- SUPPLIED PASSAGE -
** START **
# Can Attic With 2x4 Joists Be Used For Storage?



## redline (Mar 5, 2006)

How much weight will go up there?


----------



## jcalvin (Feb 6, 2008)

As long as you space it out somewhat evenly and don't put a pool table or a grand piano up there, it will be okay. I have 2x4 trusses spanning a 26' garage and I have 2 sheets of 1/2 osb flooring with christmas lights, treestands, outgrown baby stuff... does fine.


----------



## Joe F (Jan 27, 2008)

Are they joists or are they part of an engineered truss?


----------



## concretemasonry (Oct 10, 2006)

If they are not trusses, I would not store anything except birds in birdcages.

Your ceilings will show it eventually.


----------



## Big Bob (Jul 27, 2007)

concretemasonry said:


> If they are not trusses, I would not store anything except birds in birdcages.
> 
> Your ceilings will show it eventually.


:furious:

I second the above opin.


----------



## TomBrooklyn (Jan 6, 2008)

redline said:


> How much weight will go up there?


Hi, 
My friend originally wanted to include storage of some heavy stuff like a bookcase filled with books. I put the kabosh on that idea when I saw the conditions. They would still be satisfied to be able to store lighter stuff like clothes. 

To be safe, some factor of safety needs to be considered though as someone might try to put more stuff up there then recommended and one wants to stay far away from the point of failure or even ceiling sagging and cracking. I'd be comfortable with a safety factor of 4.


----------



## TomBrooklyn (Jan 6, 2008)

jcalvin said:


> I have 2x4 trusses spanning a 26' garage and I have 2 sheets of 1/2 osb flooring with christmas lights, treestands, outgrown baby stuff... does fine.


Hi jcalvin,
These are not trusses though. I was wondering if it would be practical and safe and legitimate as far as building codes to tie the ceiling to the roof rafters though to get them to carry some of the load. Even after that, I wouldn't recommend putting a lot of weight up there. But for fairly light stuff I thought that might work. 

What if the weight were limited to no more than 120 lbs of stored stuff per sheet of plywood. Add a 200 lb person walking around and that would be 320 lbs/32sf sheet which would equal 10lbs/sf. 

...just thinking out loud...not sure about any of this...


----------



## TomBrooklyn (Jan 6, 2008)

Joe F said:


> Are they joists or are they part of an engineered truss?


Hi Joe,
Just joists. Basically they are designed to hold up nothing more than the ceiling. In the middle part and back part of the second floor there is the stairway, a hall, two bedrooms and a bath. To form those rooms, there is a wall, minus two door openings, at approximately the midpoint of the 16' wide house. To be more exact, it's probably around 6.5' from one side. This is not a bearing wall as it doesn't line up with a wall on the first floor, but it does serve to support the joists above and transfer some of it's load to the first floor joists. 

In the front is a larger bedroom that is the whole width of the house which is 16'. That ceiling is already sagging a little under it's own weight. That shows that 2x4s joists alone are not really adequate just to support a lathe and plaster ceiling over a 16' span.
** END **
- PROBLEM DETAILS -
Could you give the stretch of the attic storage thread from "## jcalvin (Feb" through "(Jan 27, 2008)" again, changing "grand piano" to "hot tub"? The entries after this point come from a separate source, not from the attic storage thread.

- SUPPLIED MATERIAL -
** START **
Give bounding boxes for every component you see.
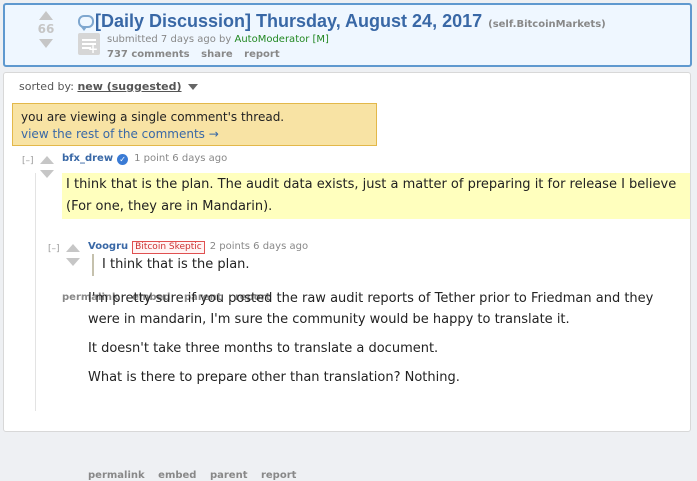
** END **
** START **
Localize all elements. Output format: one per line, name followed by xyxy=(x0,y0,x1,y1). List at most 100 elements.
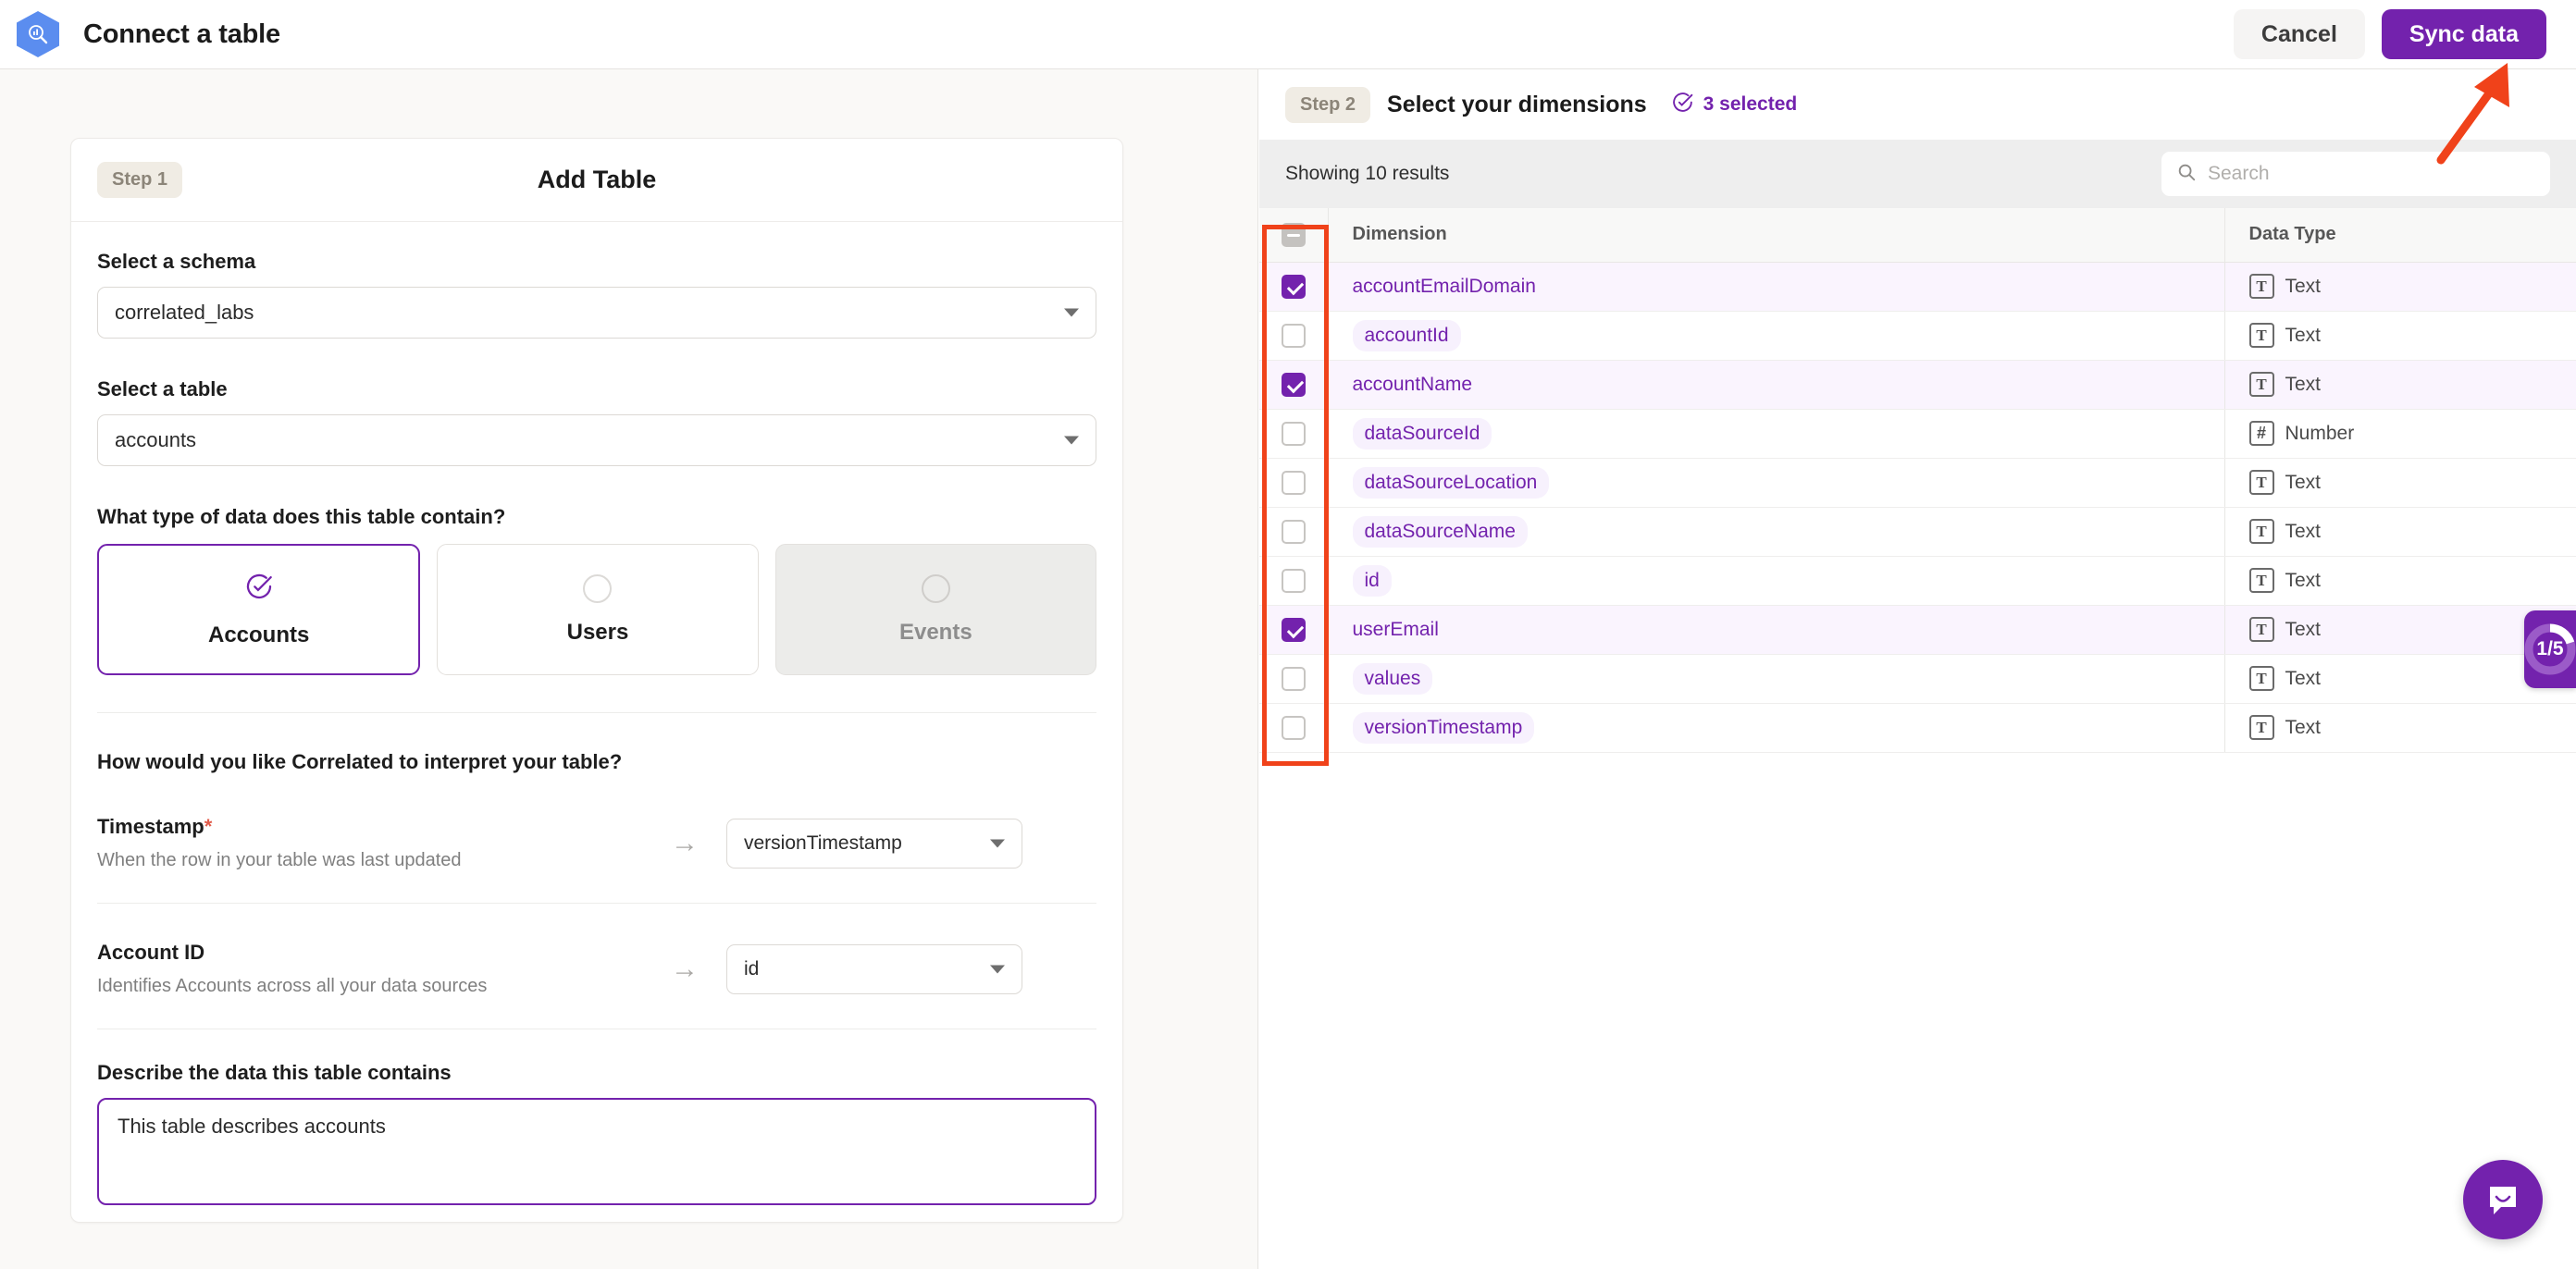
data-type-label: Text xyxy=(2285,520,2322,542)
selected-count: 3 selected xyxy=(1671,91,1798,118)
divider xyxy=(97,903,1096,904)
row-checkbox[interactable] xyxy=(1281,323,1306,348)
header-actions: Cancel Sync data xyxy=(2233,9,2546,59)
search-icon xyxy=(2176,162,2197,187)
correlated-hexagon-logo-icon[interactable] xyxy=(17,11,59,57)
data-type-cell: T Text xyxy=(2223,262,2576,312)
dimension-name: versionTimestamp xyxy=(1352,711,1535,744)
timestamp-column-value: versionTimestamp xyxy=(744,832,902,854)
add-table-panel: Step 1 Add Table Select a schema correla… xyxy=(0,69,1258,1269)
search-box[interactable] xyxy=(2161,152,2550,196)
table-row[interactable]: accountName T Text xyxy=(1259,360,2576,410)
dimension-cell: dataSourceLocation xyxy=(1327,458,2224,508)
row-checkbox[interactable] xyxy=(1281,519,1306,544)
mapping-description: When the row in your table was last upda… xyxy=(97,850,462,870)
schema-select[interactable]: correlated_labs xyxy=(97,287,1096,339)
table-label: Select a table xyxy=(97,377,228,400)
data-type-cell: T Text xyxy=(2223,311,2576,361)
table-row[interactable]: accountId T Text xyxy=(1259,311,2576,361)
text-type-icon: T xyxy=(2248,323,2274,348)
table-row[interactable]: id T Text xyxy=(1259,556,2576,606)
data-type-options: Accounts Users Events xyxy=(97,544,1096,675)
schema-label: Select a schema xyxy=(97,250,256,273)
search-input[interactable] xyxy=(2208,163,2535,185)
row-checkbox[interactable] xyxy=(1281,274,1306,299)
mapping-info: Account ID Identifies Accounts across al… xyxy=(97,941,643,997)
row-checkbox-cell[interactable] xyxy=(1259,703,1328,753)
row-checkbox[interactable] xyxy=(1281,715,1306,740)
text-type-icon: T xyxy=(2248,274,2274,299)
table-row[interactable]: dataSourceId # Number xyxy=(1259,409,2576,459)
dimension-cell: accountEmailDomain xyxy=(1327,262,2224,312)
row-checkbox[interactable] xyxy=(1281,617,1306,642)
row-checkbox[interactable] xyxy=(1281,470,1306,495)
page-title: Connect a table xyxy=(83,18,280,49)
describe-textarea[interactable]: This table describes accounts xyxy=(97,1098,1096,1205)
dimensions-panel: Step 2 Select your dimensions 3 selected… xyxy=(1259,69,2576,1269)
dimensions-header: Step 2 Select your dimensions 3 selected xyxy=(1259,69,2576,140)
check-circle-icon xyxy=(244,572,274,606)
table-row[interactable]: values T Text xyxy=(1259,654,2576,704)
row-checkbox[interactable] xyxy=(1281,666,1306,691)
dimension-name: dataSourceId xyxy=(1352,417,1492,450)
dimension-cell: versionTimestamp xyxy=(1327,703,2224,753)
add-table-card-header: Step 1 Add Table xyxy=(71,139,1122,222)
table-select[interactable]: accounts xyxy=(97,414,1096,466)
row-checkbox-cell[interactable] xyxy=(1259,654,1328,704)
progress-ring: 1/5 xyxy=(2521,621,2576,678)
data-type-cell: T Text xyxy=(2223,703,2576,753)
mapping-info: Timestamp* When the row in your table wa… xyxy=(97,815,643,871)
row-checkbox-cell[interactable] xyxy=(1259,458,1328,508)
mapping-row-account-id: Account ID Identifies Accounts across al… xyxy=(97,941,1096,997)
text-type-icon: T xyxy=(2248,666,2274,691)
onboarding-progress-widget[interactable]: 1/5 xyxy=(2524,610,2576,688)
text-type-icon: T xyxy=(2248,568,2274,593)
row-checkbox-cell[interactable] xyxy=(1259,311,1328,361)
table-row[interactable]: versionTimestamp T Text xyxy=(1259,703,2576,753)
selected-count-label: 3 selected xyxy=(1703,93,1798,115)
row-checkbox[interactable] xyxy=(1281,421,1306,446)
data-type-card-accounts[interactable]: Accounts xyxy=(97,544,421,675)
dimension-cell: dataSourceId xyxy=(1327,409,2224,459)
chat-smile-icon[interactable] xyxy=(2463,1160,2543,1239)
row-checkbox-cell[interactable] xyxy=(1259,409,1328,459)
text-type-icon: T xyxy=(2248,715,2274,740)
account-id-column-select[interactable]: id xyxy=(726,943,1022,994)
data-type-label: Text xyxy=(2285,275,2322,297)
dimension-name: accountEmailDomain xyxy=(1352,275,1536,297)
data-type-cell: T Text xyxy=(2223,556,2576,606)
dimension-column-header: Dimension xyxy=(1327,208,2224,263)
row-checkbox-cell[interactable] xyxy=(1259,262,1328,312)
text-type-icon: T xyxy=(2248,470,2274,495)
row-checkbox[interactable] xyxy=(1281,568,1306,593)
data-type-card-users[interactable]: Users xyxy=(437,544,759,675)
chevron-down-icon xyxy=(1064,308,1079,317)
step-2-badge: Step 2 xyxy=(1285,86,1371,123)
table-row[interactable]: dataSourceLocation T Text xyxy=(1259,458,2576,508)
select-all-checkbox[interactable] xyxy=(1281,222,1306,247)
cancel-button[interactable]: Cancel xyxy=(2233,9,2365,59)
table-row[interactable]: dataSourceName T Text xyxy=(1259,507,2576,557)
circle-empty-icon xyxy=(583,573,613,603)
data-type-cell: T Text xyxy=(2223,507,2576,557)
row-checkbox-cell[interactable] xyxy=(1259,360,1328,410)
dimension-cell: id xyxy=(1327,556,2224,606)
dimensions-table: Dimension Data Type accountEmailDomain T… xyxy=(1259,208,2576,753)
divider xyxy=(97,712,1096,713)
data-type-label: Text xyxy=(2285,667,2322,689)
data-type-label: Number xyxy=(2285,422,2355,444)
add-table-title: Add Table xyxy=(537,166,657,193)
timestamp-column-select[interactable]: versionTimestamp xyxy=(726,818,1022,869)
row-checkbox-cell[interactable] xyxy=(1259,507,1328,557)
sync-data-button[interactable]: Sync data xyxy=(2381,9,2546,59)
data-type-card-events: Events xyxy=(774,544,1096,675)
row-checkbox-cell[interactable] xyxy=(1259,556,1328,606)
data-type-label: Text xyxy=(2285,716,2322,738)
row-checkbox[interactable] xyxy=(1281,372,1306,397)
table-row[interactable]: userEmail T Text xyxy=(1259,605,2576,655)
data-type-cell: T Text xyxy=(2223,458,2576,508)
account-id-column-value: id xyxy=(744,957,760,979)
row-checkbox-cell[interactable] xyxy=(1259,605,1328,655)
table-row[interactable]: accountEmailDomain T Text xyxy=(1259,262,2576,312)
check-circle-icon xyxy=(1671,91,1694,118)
** END **
- SOLUTION TO THE EXERCISE -
## jcalvin (Feb 6, 2008)

As long as you space it out somewhat evenly and don't put a pool table or a hot tub up there, it will be okay. I have 2x4 trusses spanning a 26' garage and I have 2 sheets of 1/2 osb flooring with christmas lights, treestands, outgrown baby stuff... does fine.


----------



## Joe F (Jan 27, 2008)